#### ENTRIES PROVIDED ####
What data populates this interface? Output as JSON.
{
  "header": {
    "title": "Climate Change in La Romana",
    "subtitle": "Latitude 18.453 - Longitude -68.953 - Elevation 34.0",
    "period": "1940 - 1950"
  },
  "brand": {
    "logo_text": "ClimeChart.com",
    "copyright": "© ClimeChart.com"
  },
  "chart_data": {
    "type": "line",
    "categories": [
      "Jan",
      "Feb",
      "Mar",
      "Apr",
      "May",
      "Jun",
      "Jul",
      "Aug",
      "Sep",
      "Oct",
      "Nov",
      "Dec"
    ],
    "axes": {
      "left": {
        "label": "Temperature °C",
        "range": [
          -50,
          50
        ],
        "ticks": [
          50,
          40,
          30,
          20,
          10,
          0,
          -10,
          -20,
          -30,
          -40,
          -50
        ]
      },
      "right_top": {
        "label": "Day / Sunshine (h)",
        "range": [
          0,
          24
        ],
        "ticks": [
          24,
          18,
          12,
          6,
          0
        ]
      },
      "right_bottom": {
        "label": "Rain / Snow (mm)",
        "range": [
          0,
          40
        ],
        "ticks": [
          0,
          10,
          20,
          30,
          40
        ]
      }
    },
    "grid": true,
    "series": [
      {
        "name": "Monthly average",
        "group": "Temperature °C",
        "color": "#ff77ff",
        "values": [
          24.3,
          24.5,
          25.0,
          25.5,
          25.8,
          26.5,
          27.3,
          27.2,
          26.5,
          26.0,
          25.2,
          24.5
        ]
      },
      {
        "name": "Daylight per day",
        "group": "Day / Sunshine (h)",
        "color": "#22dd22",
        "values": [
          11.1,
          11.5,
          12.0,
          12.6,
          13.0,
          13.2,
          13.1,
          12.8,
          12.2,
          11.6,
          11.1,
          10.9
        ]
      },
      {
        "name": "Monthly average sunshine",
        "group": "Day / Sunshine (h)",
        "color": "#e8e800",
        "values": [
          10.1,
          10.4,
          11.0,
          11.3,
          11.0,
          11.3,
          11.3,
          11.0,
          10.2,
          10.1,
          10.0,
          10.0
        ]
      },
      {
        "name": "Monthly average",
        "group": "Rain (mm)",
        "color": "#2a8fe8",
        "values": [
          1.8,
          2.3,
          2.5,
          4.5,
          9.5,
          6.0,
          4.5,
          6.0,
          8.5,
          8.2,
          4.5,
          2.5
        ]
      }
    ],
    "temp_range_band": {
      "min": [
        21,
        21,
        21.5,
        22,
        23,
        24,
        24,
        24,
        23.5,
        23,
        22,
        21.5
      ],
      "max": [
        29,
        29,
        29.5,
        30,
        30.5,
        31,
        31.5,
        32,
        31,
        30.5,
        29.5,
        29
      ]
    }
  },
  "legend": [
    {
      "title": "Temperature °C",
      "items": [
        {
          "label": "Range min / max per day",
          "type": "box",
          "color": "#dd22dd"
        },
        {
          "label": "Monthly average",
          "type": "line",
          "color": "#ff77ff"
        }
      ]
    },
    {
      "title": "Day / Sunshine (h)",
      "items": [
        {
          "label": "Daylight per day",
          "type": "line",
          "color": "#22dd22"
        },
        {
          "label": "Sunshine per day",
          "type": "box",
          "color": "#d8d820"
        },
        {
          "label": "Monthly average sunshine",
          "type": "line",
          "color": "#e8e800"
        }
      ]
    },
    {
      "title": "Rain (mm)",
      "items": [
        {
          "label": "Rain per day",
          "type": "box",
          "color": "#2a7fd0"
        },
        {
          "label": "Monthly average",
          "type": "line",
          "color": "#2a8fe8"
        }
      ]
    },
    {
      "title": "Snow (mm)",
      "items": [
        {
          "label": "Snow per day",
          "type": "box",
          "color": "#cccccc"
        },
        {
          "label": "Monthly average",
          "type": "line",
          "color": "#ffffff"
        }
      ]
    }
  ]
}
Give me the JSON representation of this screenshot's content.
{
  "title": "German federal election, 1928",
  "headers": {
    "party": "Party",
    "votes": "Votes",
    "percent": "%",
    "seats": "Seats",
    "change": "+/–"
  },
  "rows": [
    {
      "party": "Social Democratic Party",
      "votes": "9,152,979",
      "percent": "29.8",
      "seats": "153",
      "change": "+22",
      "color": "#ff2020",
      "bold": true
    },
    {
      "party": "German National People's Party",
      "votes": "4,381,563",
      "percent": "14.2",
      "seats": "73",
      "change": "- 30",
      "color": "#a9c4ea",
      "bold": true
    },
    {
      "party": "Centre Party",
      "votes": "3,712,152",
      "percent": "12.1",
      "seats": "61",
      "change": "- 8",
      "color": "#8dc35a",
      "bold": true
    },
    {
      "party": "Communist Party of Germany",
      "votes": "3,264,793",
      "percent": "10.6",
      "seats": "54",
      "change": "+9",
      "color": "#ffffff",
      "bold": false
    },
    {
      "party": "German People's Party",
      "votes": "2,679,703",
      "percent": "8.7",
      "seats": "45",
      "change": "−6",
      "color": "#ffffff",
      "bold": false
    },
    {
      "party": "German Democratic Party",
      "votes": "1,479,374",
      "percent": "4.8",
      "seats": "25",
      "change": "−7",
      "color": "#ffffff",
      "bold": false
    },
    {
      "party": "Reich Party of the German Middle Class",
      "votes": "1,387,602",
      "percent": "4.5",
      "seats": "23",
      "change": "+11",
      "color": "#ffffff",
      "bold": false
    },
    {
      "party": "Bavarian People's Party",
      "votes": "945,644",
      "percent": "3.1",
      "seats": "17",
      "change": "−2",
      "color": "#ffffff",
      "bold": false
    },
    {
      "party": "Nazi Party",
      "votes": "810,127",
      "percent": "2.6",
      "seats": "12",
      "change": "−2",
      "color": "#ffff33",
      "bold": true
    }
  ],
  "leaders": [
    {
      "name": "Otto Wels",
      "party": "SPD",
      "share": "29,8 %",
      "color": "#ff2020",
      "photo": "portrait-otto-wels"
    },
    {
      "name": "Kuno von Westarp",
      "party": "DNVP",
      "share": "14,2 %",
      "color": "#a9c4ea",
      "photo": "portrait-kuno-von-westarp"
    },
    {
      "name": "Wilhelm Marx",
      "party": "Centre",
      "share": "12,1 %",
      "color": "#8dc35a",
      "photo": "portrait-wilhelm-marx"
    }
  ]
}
####
- _WHAT TO DO_: Gather up the lines that contain the word "JSON".

- _WRITTEN RESPONSE_:
What data populates this interface? Output as JSON.
Give me the JSON representation of this screenshot's content.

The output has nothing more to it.